**Set exercise**
Please give the count of lines holding the string "银保监会发布" and nothing besides.

**Data excerpts**
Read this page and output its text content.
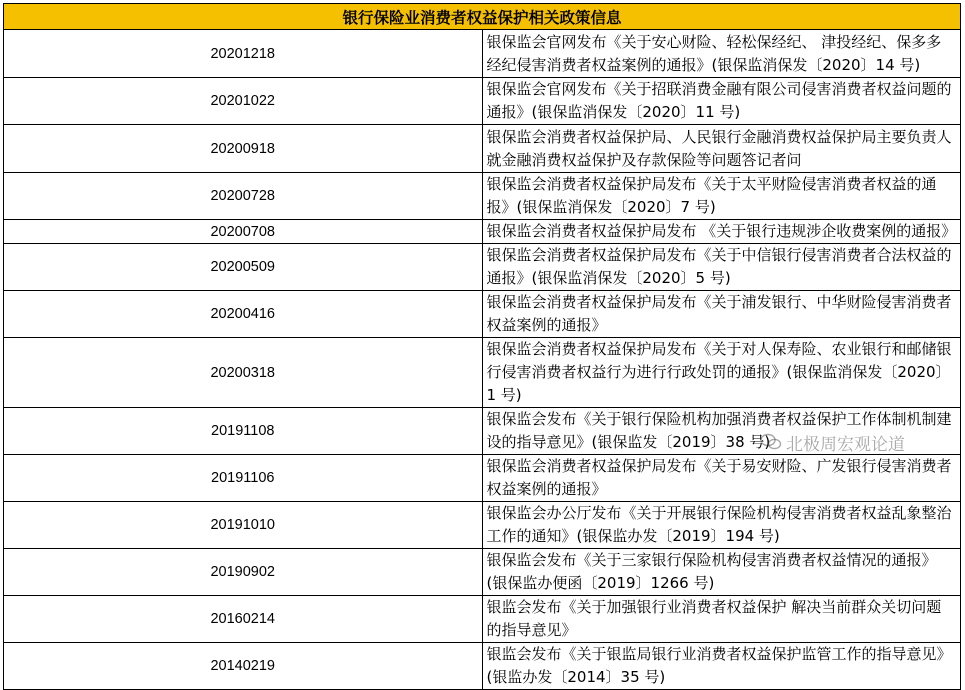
银行保险业消费者权益保护相关政策信息	
20201218	银保监会官网发布《关于安心财险、轻松保经纪、 津投经纪、保多多经纪侵害消费者权益案例的通报》(银保监消保发〔2020〕14 号)
20201022	银保监会官网发布《关于招联消费金融有限公司侵害消费者权益问题的通报》(银保监消保发〔2020〕11 号)
20200918	银保监会消费者权益保护局、人民银行金融消费权益保护局主要负责人就金融消费权益保护及存款保险等问题答记者问
20200728	银保监会消费者权益保护局发布《关于太平财险侵害消费者权益的通报》(银保监消保发〔2020〕7 号)
20200708	银保监会消费者权益保护局发布 《关于银行违规涉企收费案例的通报》
20200509	银保监会消费者权益保护局发布《关于中信银行侵害消费者合法权益的通报》(银保监消保发〔2020〕5 号)
20200416	银保监会消费者权益保护局发布《关于浦发银行、中华财险侵害消费者权益案例的通报》
20200318	银保监会消费者权益保护局发布《关于对人保寿险、农业银行和邮储银行侵害消费者权益行为进行行政处罚的通报》(银保监消保发〔2020〕1 号)
20191108	银保监会发布《关于银行保险机构加强消费者权益保护工作体制机制建设的指导意见》(银保监发〔2019〕38 号)
20191106	银保监会消费者权益保护局发布《关于易安财险、广发银行侵害消费者权益案例的通报》
20191010	银保监会办公厅发布《关于开展银行保险机构侵害消费者权益乱象整治工作的通知》(银保监办发〔2019〕194 号)
20190902	银保监会发布《关于三家银行保险机构侵害消费者权益情况的通报》(银保监办便函〔2019〕1266 号)
20160214	银监会发布《关于加强银行业消费者权益保护 解决当前群众关切问题的指导意见》
20140219	银监会发布《关于银监局银行业消费者权益保护监管工作的指导意见》(银监办发〔2014〕35 号)
北极周宏观论道
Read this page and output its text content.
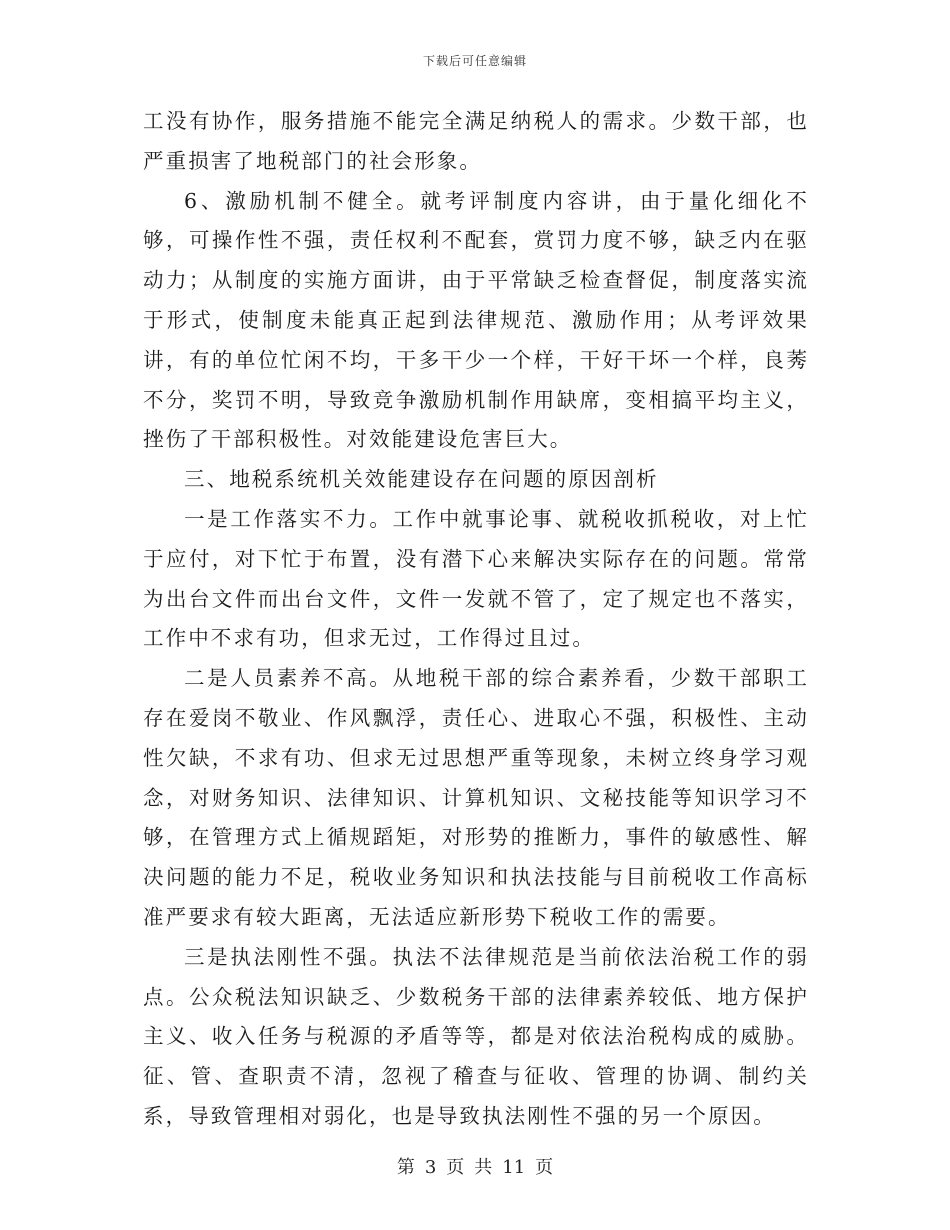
下载后可任意编辑

工没有协作，服务措施不能完全满足纳税人的需求。少数干部，也严重损害了地税部门的社会形象。

6、激励机制不健全。就考评制度内容讲，由于量化细化不够，可操作性不强，责任权利不配套，赏罚力度不够，缺乏内在驱动力；从制度的实施方面讲，由于平常缺乏检查督促，制度落实流于形式，使制度未能真正起到法律规范、激励作用；从考评效果讲，有的单位忙闲不均，干多干少一个样，干好干坏一个样，良莠不分，奖罚不明，导致竞争激励机制作用缺席，变相搞平均主义，挫伤了干部积极性。对效能建设危害巨大。

三、地税系统机关效能建设存在问题的原因剖析

一是工作落实不力。工作中就事论事、就税收抓税收，对上忙于应付，对下忙于布置，没有潜下心来解决实际存在的问题。常常为出台文件而出台文件，文件一发就不管了，定了规定也不落实，工作中不求有功，但求无过，工作得过且过。

二是人员素养不高。从地税干部的综合素养看，少数干部职工存在爱岗不敬业、作风飘浮，责任心、进取心不强，积极性、主动性欠缺，不求有功、但求无过思想严重等现象，未树立终身学习观念，对财务知识、法律知识、计算机知识、文秘技能等知识学习不够，在管理方式上循规蹈矩，对形势的推断力，事件的敏感性、解决问题的能力不足，税收业务知识和执法技能与目前税收工作高标准严要求有较大距离，无法适应新形势下税收工作的需要。

三是执法刚性不强。执法不法律规范是当前依法治税工作的弱点。公众税法知识缺乏、少数税务干部的法律素养较低、地方保护主义、收入任务与税源的矛盾等等，都是对依法治税构成的威胁。征、管、查职责不清，忽视了稽查与征收、管理的协调、制约关系，导致管理相对弱化，也是导致执法刚性不强的另一个原因。

第 3 页 共 11 页
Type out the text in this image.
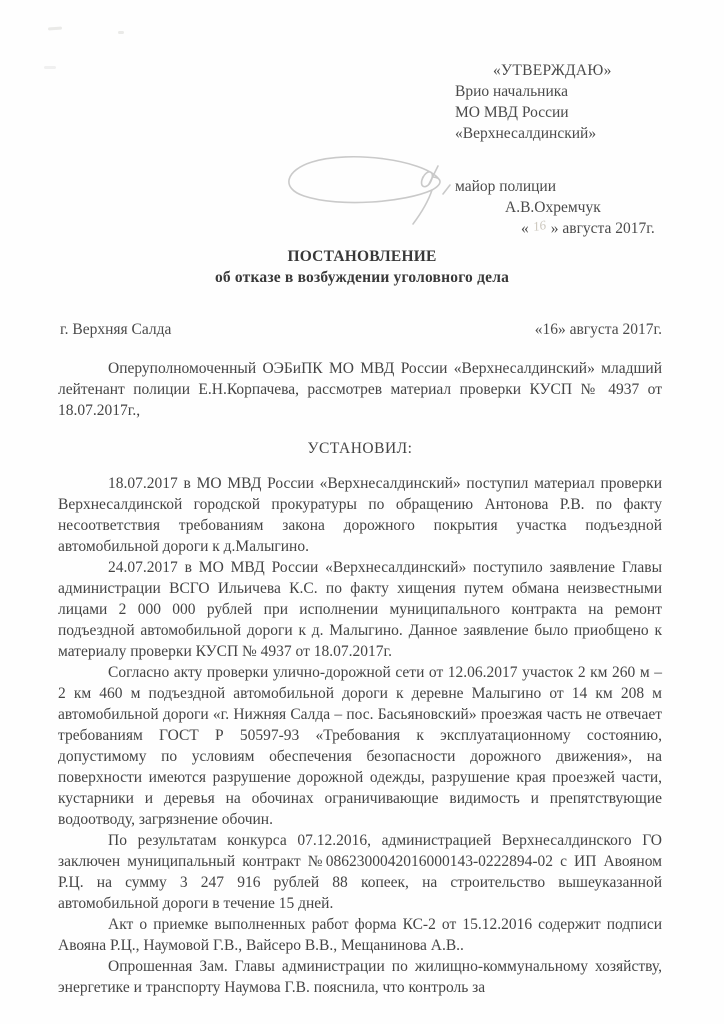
«УТВЕРЖДАЮ»
Врио начальника
МО МВД России
«Верхнесалдинский»
майор полиции
А.В.Охремчук
« 16 » августа 2017г.
ПОСТАНОВЛЕНИЕ
об отказе в возбуждении уголовного дела
г. Верхняя Салда	«16» августа 2017г.

Оперуполномоченный ОЭБиПК МО МВД России «Верхнесалдинский» младший лейтенант полиции Е.Н.Корпачева, рассмотрев материал проверки КУСП № 4937 от 18.07.2017г.,

УСТАНОВИЛ:

18.07.2017 в МО МВД России «Верхнесалдинский» поступил материал проверки Верхнесалдинской городской прокуратуры по обращению Антонова Р.В. по факту несоответствия требованиям закона дорожного покрытия участка подъездной автомобильной дороги к д.Малыгино.

24.07.2017 в МО МВД России «Верхнесалдинский» поступило заявление Главы администрации ВСГО Ильичева К.С. по факту хищения путем обмана неизвестными лицами 2 000 000 рублей при исполнении муниципального контракта на ремонт подъездной автомобильной дороги к д. Малыгино. Данное заявление было приобщено к материалу проверки КУСП № 4937 от 18.07.2017г.

Согласно акту проверки улично-дорожной сети от 12.06.2017 участок 2 км 260 м – 2 км 460 м подъездной автомобильной дороги к деревне Малыгино от 14 км 208 м автомобильной дороги «г. Нижняя Салда – пос. Басьяновский» проезжая часть не отвечает требованиям ГОСТ Р 50597-93 «Требования к эксплуатационному состоянию, допустимому по условиям обеспечения безопасности дорожного движения», на поверхности имеются разрушение дорожной одежды, разрушение края проезжей части, кустарники и деревья на обочинах ограничивающие видимость и препятствующие водоотводу, загрязнение обочин.

По результатам конкурса 07.12.2016, администрацией Верхнесалдинского ГО заключен муниципальный контракт №0862300042016000143-0222894-02 с ИП Авояном Р.Ц. на сумму 3 247 916 рублей 88 копеек, на строительство вышеуказанной автомобильной дороги в течение 15 дней.

Акт о приемке выполненных работ форма КС-2 от 15.12.2016 содержит подписи Авояна Р.Ц., Наумовой Г.В., Вайсеро В.В., Мещанинова А.В..

Опрошенная Зам. Главы администрации по жилищно-коммунальному хозяйству, энергетике и транспорту Наумова Г.В. пояснила, что контроль за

**Result of the exercise**
2